> **AIM**
Below are the records; pull every line that includes "this".

── MATERIAL FOR THE TASK

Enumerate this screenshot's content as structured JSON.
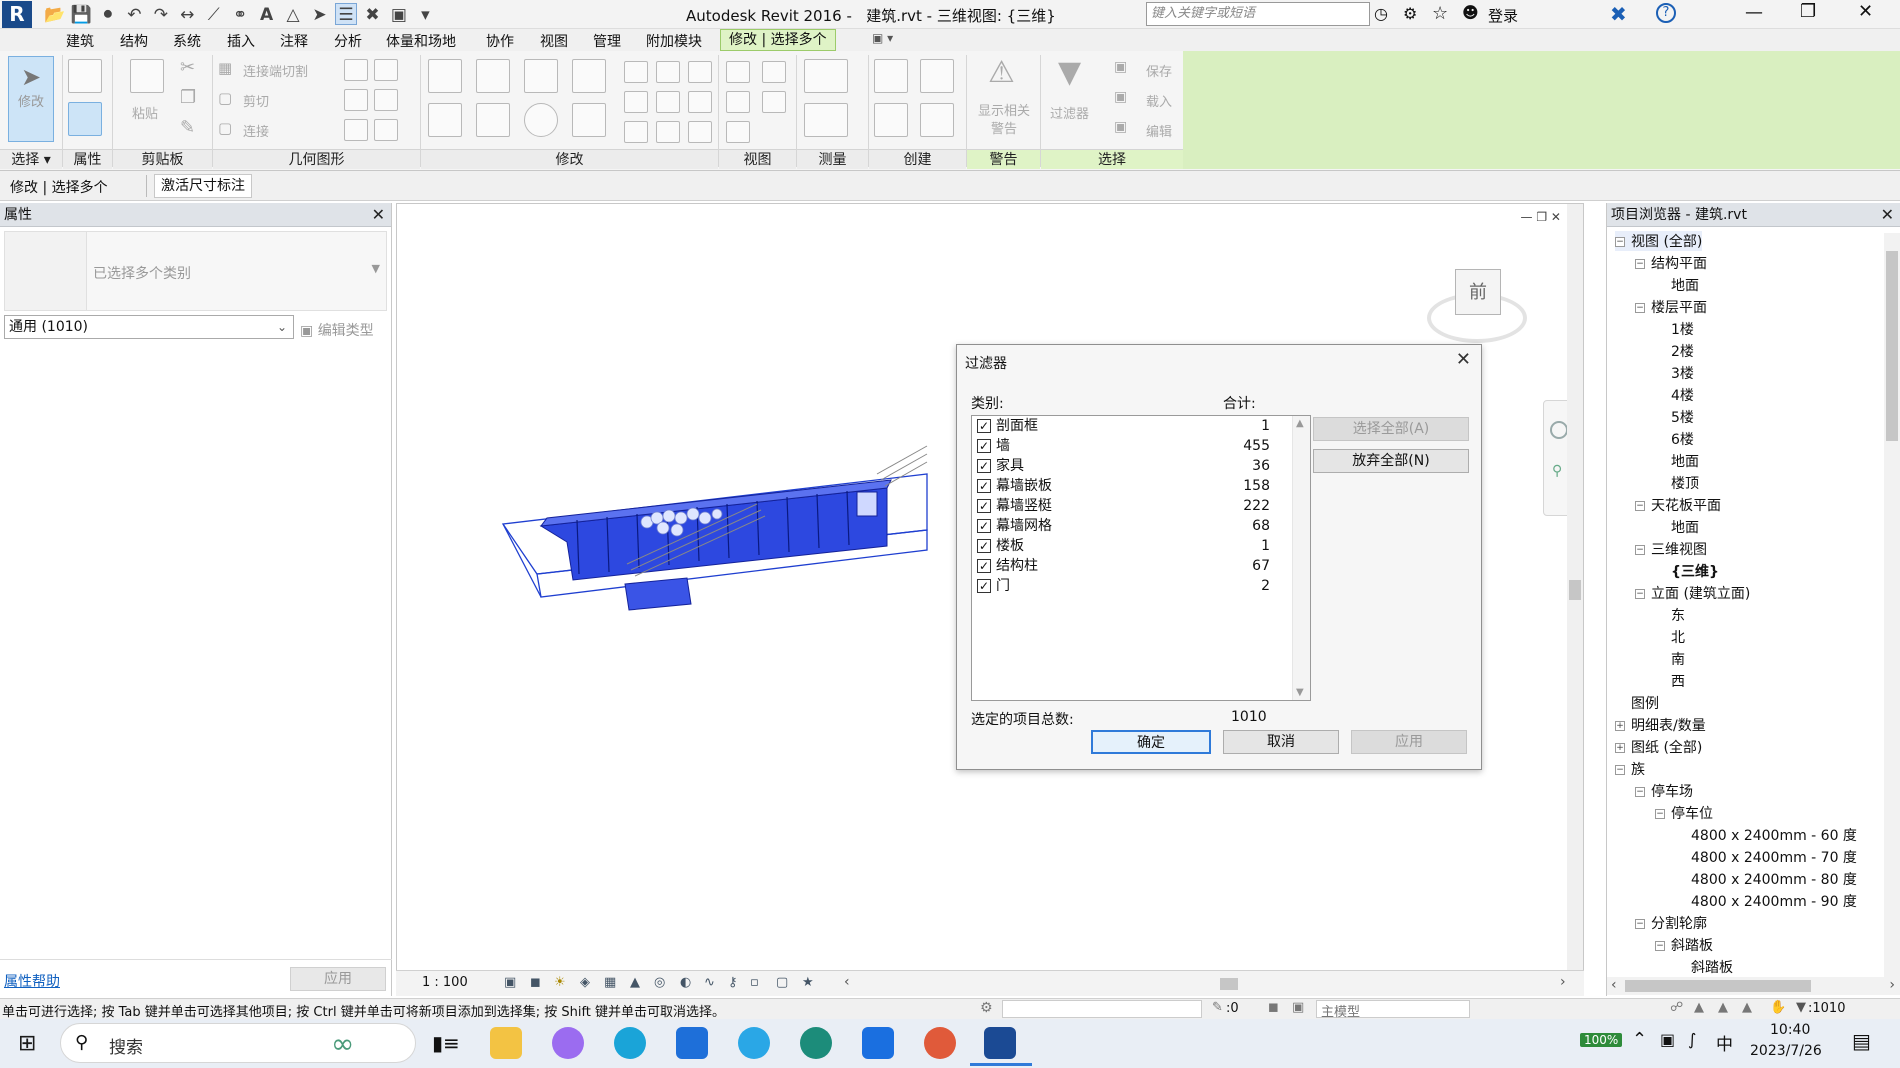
{
  "titlebar": {
    "app_title": "Autodesk Revit 2016 -",
    "doc_title": "建筑.rvt - 三维视图: {三维}",
    "search_placeholder": "键入关键字或短语",
    "login_label": "登录"
  },
  "ribbon_tabs": [
    "建筑",
    "结构",
    "系统",
    "插入",
    "注释",
    "分析",
    "体量和场地",
    "协作",
    "视图",
    "管理",
    "附加模块",
    "修改 | 选择多个"
  ],
  "ribbon": {
    "modify_label": "修改",
    "paste_label": "粘贴",
    "join_cut_label": "连接端切割",
    "cut_label": "剪切",
    "join_label": "连接",
    "show_warnings_label": "显示相关\n警告",
    "filter_label": "过滤器",
    "save_label": "保存",
    "load_label": "载入",
    "edit_label": "编辑",
    "panels": [
      "选择",
      "属性",
      "剪贴板",
      "几何图形",
      "修改",
      "视图",
      "测量",
      "创建",
      "警告",
      "选择"
    ]
  },
  "options_bar": {
    "context_label": "修改 | 选择多个",
    "activate_dim_label": "激活尺寸标注"
  },
  "properties": {
    "title": "属性",
    "type_selector": "已选择多个类别",
    "filter_dropdown": "通用 (1010)",
    "edit_type_label": "编辑类型",
    "help_link": "属性帮助",
    "apply_label": "应用"
  },
  "filter_dialog": {
    "title": "过滤器",
    "category_header": "类别:",
    "count_header": "合计:",
    "rows": [
      {
        "name": "剖面框",
        "count": "1"
      },
      {
        "name": "墙",
        "count": "455"
      },
      {
        "name": "家具",
        "count": "36"
      },
      {
        "name": "幕墙嵌板",
        "count": "158"
      },
      {
        "name": "幕墙竖梃",
        "count": "222"
      },
      {
        "name": "幕墙网格",
        "count": "68"
      },
      {
        "name": "楼板",
        "count": "1"
      },
      {
        "name": "结构柱",
        "count": "67"
      },
      {
        "name": "门",
        "count": "2"
      }
    ],
    "check_all_label": "选择全部(A)",
    "uncheck_all_label": "放弃全部(N)",
    "total_label": "选定的项目总数:",
    "total_value": "1010",
    "ok_label": "确定",
    "cancel_label": "取消",
    "apply_label": "应用"
  },
  "viewcube_face": "前",
  "view_control": {
    "scale": "1 : 100"
  },
  "project_browser": {
    "title": "项目浏览器 - 建筑.rvt",
    "items": [
      {
        "label": "视图 (全部)",
        "level": 0,
        "exp": "⊟"
      },
      {
        "label": "结构平面",
        "level": 1,
        "exp": "⊟"
      },
      {
        "label": "地面",
        "level": 2,
        "exp": ""
      },
      {
        "label": "楼层平面",
        "level": 1,
        "exp": "⊟"
      },
      {
        "label": "1楼",
        "level": 2,
        "exp": ""
      },
      {
        "label": "2楼",
        "level": 2,
        "exp": ""
      },
      {
        "label": "3楼",
        "level": 2,
        "exp": ""
      },
      {
        "label": "4楼",
        "level": 2,
        "exp": ""
      },
      {
        "label": "5楼",
        "level": 2,
        "exp": ""
      },
      {
        "label": "6楼",
        "level": 2,
        "exp": ""
      },
      {
        "label": "地面",
        "level": 2,
        "exp": ""
      },
      {
        "label": "楼顶",
        "level": 2,
        "exp": ""
      },
      {
        "label": "天花板平面",
        "level": 1,
        "exp": "⊟"
      },
      {
        "label": "地面",
        "level": 2,
        "exp": ""
      },
      {
        "label": "三维视图",
        "level": 1,
        "exp": "⊟"
      },
      {
        "label": "{三维}",
        "level": 2,
        "exp": ""
      },
      {
        "label": "立面 (建筑立面)",
        "level": 1,
        "exp": "⊟"
      },
      {
        "label": "东",
        "level": 2,
        "exp": ""
      },
      {
        "label": "北",
        "level": 2,
        "exp": ""
      },
      {
        "label": "南",
        "level": 2,
        "exp": ""
      },
      {
        "label": "西",
        "level": 2,
        "exp": ""
      },
      {
        "label": "图例",
        "level": 0,
        "exp": ""
      },
      {
        "label": "明细表/数量",
        "level": 0,
        "exp": "⊞"
      },
      {
        "label": "图纸 (全部)",
        "level": 0,
        "exp": "⊞"
      },
      {
        "label": "族",
        "level": 0,
        "exp": "⊟"
      },
      {
        "label": "停车场",
        "level": 1,
        "exp": "⊟"
      },
      {
        "label": "停车位",
        "level": 2,
        "exp": "⊟"
      },
      {
        "label": "4800 x 2400mm - 60 度",
        "level": 3,
        "exp": ""
      },
      {
        "label": "4800 x 2400mm - 70 度",
        "level": 3,
        "exp": ""
      },
      {
        "label": "4800 x 2400mm - 80 度",
        "level": 3,
        "exp": ""
      },
      {
        "label": "4800 x 2400mm - 90 度",
        "level": 3,
        "exp": ""
      },
      {
        "label": "分割轮廓",
        "level": 1,
        "exp": "⊟"
      },
      {
        "label": "斜踏板",
        "level": 2,
        "exp": "⊟"
      },
      {
        "label": "斜踏板",
        "level": 3,
        "exp": ""
      }
    ]
  },
  "status": {
    "hint": "单击可进行选择; 按 Tab 键并单击可选择其他项目; 按 Ctrl 键并单击可将新项目添加到选择集; 按 Shift 键并单击可取消选择。",
    "zero": ":0",
    "model_label": "主模型",
    "filter_count": ":1010"
  },
  "taskbar": {
    "search_label": "搜索",
    "battery": "100%",
    "ime": "中",
    "time": "10:40",
    "date": "2023/7/26"
  },
  "colors": {
    "accent": "#2f7ad9",
    "model": "#1f3fd0",
    "ribbon_active": "#dff3c6"
  }
}
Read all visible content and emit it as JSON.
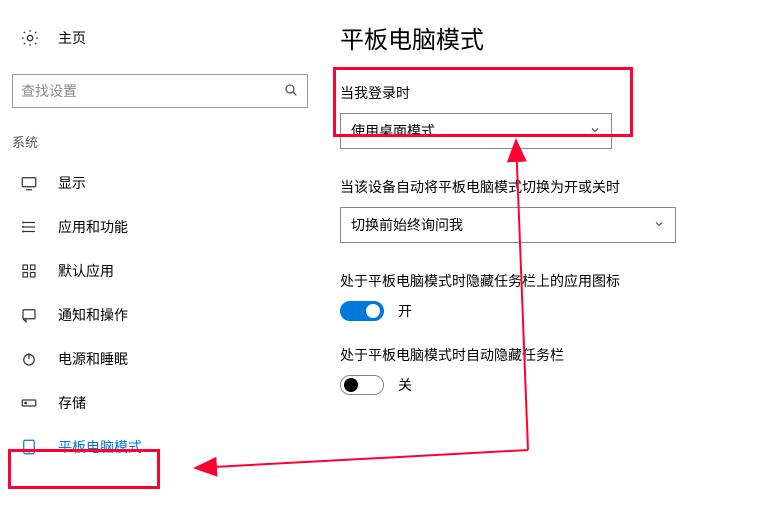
{
  "sidebar": {
    "home_label": "主页",
    "search_placeholder": "查找设置",
    "section_label": "系统",
    "items": [
      {
        "label": "显示",
        "icon": "display-icon"
      },
      {
        "label": "应用和功能",
        "icon": "apps-icon"
      },
      {
        "label": "默认应用",
        "icon": "default-apps-icon"
      },
      {
        "label": "通知和操作",
        "icon": "notifications-icon"
      },
      {
        "label": "电源和睡眠",
        "icon": "power-icon"
      },
      {
        "label": "存储",
        "icon": "storage-icon"
      },
      {
        "label": "平板电脑模式",
        "icon": "tablet-icon"
      }
    ],
    "selected_index": 6
  },
  "main": {
    "title": "平板电脑模式",
    "signin_label": "当我登录时",
    "signin_value": "使用桌面模式",
    "autoswitch_label": "当该设备自动将平板电脑模式切换为开或关时",
    "autoswitch_value": "切换前始终询问我",
    "hide_icons_label": "处于平板电脑模式时隐藏任务栏上的应用图标",
    "hide_icons_state": "开",
    "hide_taskbar_label": "处于平板电脑模式时自动隐藏任务栏",
    "hide_taskbar_state": "关"
  },
  "annotations": {
    "color": "#ff0033",
    "highlight_nav_item": 6,
    "highlight_section1": true
  }
}
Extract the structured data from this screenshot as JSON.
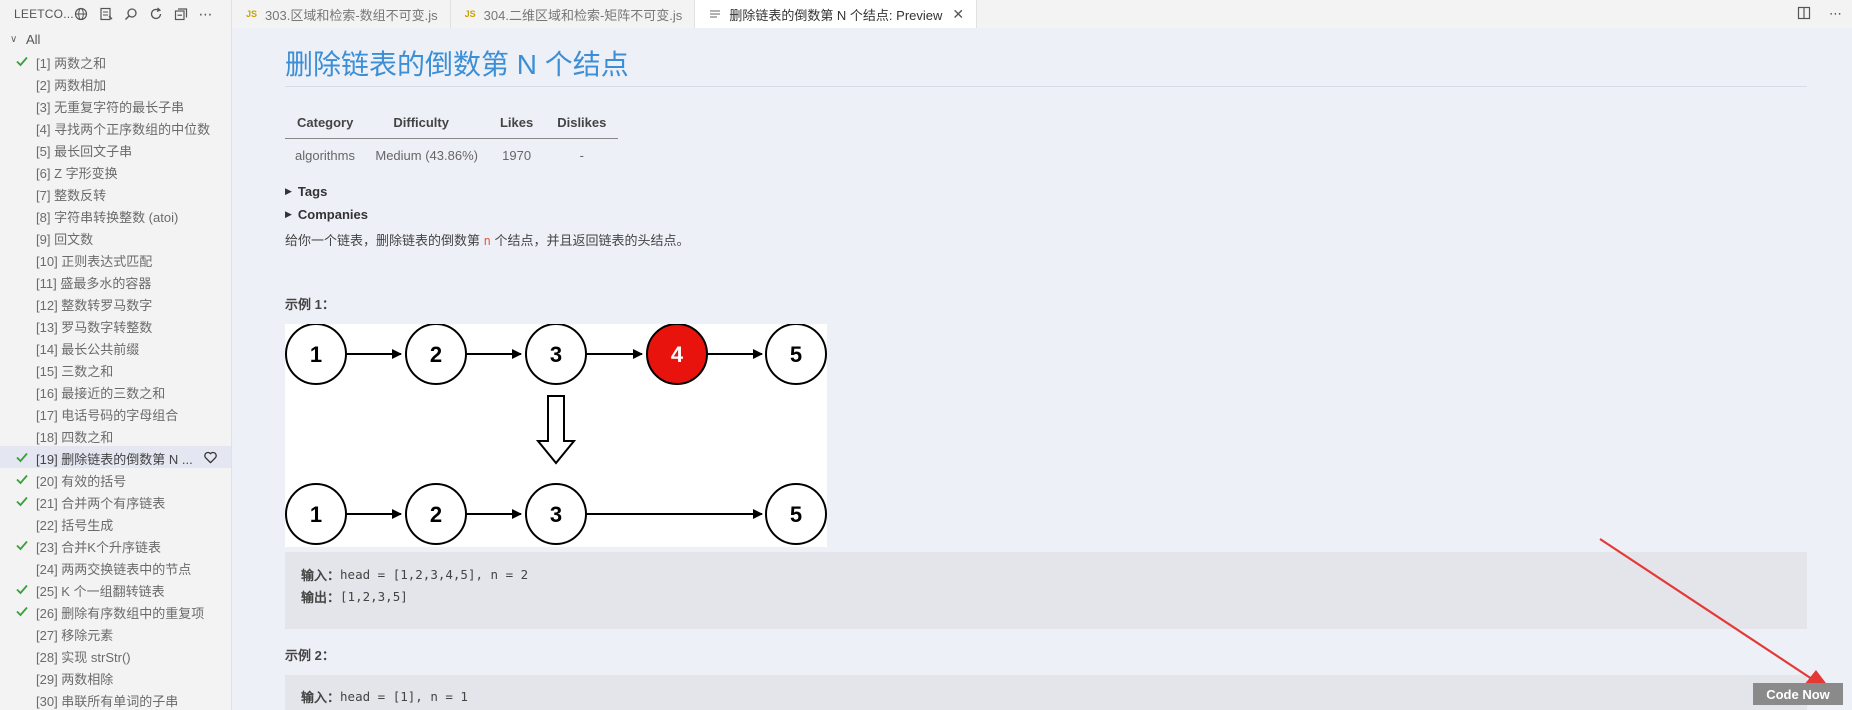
{
  "sidebar": {
    "header": {
      "title": "LEETCO..."
    },
    "root_label": "All",
    "items": [
      {
        "label": "[1] 两数之和",
        "solved": true,
        "selected": false
      },
      {
        "label": "[2] 两数相加",
        "solved": false,
        "selected": false
      },
      {
        "label": "[3] 无重复字符的最长子串",
        "solved": false,
        "selected": false
      },
      {
        "label": "[4] 寻找两个正序数组的中位数",
        "solved": false,
        "selected": false
      },
      {
        "label": "[5] 最长回文子串",
        "solved": false,
        "selected": false
      },
      {
        "label": "[6] Z 字形变换",
        "solved": false,
        "selected": false
      },
      {
        "label": "[7] 整数反转",
        "solved": false,
        "selected": false
      },
      {
        "label": "[8] 字符串转换整数 (atoi)",
        "solved": false,
        "selected": false
      },
      {
        "label": "[9] 回文数",
        "solved": false,
        "selected": false
      },
      {
        "label": "[10] 正则表达式匹配",
        "solved": false,
        "selected": false
      },
      {
        "label": "[11] 盛最多水的容器",
        "solved": false,
        "selected": false
      },
      {
        "label": "[12] 整数转罗马数字",
        "solved": false,
        "selected": false
      },
      {
        "label": "[13] 罗马数字转整数",
        "solved": false,
        "selected": false
      },
      {
        "label": "[14] 最长公共前缀",
        "solved": false,
        "selected": false
      },
      {
        "label": "[15] 三数之和",
        "solved": false,
        "selected": false
      },
      {
        "label": "[16] 最接近的三数之和",
        "solved": false,
        "selected": false
      },
      {
        "label": "[17] 电话号码的字母组合",
        "solved": false,
        "selected": false
      },
      {
        "label": "[18] 四数之和",
        "solved": false,
        "selected": false
      },
      {
        "label": "[19] 删除链表的倒数第 N ...",
        "solved": true,
        "selected": true
      },
      {
        "label": "[20] 有效的括号",
        "solved": true,
        "selected": false
      },
      {
        "label": "[21] 合并两个有序链表",
        "solved": true,
        "selected": false
      },
      {
        "label": "[22] 括号生成",
        "solved": false,
        "selected": false
      },
      {
        "label": "[23] 合并K个升序链表",
        "solved": true,
        "selected": false
      },
      {
        "label": "[24] 两两交换链表中的节点",
        "solved": false,
        "selected": false
      },
      {
        "label": "[25] K 个一组翻转链表",
        "solved": true,
        "selected": false
      },
      {
        "label": "[26] 删除有序数组中的重复项",
        "solved": true,
        "selected": false
      },
      {
        "label": "[27] 移除元素",
        "solved": false,
        "selected": false
      },
      {
        "label": "[28] 实现 strStr()",
        "solved": false,
        "selected": false
      },
      {
        "label": "[29] 两数相除",
        "solved": false,
        "selected": false
      },
      {
        "label": "[30] 串联所有单词的子串",
        "solved": false,
        "selected": false
      }
    ]
  },
  "tabs": [
    {
      "label": "303.区域和检索-数组不可变.js",
      "type": "js",
      "active": false
    },
    {
      "label": "304.二维区域和检索-矩阵不可变.js",
      "type": "js",
      "active": false
    },
    {
      "label": "删除链表的倒数第 N 个结点: Preview",
      "type": "preview",
      "active": true
    }
  ],
  "problem": {
    "title": "删除链表的倒数第 N 个结点",
    "table": {
      "headers": [
        "Category",
        "Difficulty",
        "Likes",
        "Dislikes"
      ],
      "row": [
        "algorithms",
        "Medium (43.86%)",
        "1970",
        "-"
      ]
    },
    "tags_label": "Tags",
    "companies_label": "Companies",
    "desc_before": "给你一个链表，删除链表的倒数第 ",
    "desc_code": "n",
    "desc_after": " 个结点，并且返回链表的头结点。",
    "example1_title": "示例 1：",
    "diagram": {
      "top_nodes": [
        "1",
        "2",
        "3",
        "4",
        "5"
      ],
      "bottom_nodes": [
        "1",
        "2",
        "3",
        "5"
      ],
      "highlight_color": "#e8130c"
    },
    "example1": {
      "input_key": "输入：",
      "input_value": "head = [1,2,3,4,5], n = 2",
      "output_key": "输出：",
      "output_value": "[1,2,3,5]"
    },
    "example2_title": "示例 2：",
    "example2": {
      "input_key": "输入：",
      "input_value": "head = [1], n = 1"
    }
  },
  "code_now_label": "Code Now",
  "colors": {
    "accent": "#3c8fd6",
    "check": "#3aa03a",
    "annotation_arrow": "#e53935"
  }
}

────

> **EXERCISE RESULT**
Enumerate this screenshot's content as structured JSON.
Extract the structured data from this screenshot as JSON.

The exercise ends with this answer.